### WHAT IS NEEDED
Find every line in the records below that holds the word "далее", and copy it out.

(Saved data entries)

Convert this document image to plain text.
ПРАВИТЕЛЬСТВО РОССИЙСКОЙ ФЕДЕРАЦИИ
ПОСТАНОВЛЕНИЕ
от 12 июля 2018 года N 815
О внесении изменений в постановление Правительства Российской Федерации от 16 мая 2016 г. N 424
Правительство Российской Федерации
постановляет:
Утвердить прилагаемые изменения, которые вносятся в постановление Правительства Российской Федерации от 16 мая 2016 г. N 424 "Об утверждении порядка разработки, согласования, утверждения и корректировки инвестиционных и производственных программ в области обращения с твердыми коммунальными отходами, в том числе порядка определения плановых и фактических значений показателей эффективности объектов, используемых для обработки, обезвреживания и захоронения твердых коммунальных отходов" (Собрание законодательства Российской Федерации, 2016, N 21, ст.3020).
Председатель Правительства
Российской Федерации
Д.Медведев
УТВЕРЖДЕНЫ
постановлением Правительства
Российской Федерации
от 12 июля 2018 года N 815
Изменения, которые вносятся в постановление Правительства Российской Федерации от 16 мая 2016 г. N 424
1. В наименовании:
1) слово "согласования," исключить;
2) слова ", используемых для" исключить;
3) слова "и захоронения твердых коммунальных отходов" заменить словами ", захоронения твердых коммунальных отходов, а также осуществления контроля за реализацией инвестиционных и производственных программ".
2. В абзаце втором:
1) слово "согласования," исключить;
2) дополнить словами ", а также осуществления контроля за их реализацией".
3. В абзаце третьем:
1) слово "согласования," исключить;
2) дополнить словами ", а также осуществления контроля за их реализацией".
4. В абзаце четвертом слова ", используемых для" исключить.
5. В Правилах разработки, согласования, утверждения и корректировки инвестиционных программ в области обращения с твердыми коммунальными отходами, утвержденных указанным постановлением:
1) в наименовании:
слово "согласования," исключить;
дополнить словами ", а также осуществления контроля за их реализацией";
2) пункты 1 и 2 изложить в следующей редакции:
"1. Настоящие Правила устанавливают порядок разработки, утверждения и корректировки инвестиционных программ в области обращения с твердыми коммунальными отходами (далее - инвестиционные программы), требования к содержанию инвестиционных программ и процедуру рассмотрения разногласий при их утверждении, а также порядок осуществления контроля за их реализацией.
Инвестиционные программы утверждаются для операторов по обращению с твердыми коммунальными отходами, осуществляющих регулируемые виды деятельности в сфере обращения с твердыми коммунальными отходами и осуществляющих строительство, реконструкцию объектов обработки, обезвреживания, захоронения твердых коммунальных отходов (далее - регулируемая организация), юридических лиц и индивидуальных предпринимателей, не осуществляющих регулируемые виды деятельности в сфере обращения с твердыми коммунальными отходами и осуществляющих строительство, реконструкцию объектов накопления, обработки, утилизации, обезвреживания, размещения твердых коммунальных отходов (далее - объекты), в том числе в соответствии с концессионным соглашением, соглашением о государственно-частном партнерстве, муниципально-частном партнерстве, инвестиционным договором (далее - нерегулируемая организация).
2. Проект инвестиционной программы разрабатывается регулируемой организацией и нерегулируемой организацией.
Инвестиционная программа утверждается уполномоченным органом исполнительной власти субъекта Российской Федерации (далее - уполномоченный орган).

### FINISHED TASK
"1. Настоящие Правила устанавливают порядок разработки, утверждения и корректировки инвестиционных программ в области обращения с твердыми коммунальными отходами (далее - инвестиционные программы), требования к содержанию инвестиционных программ и процедуру рассмотрения разногласий при их утверждении, а также порядок осуществления контроля за их реализацией.
Инвестиционные программы утверждаются для операторов по обращению с твердыми коммунальными отходами, осуществляющих регулируемые виды деятельности в сфере обращения с твердыми коммунальными отходами и осуществляющих строительство, реконструкцию объектов обработки, обезвреживания, захоронения твердых коммунальных отходов (далее - регулируемая организация), юридических лиц и индивидуальных предпринимателей, не осуществляющих регулируемые виды деятельности в сфере обращения с твердыми коммунальными отходами и осуществляющих строительство, реконструкцию объектов накопления, обработки, утилизации, обезвреживания, размещения твердых коммунальных отходов (далее - объекты), в том числе в соответствии с концессионным соглашением, соглашением о государственно-частном партнерстве, муниципально-частном партнерстве, инвестиционным договором (далее - нерегулируемая организация).
Инвестиционная программа утверждается уполномоченным органом исполнительной власти субъекта Российской Федерации (далее - уполномоченный орган).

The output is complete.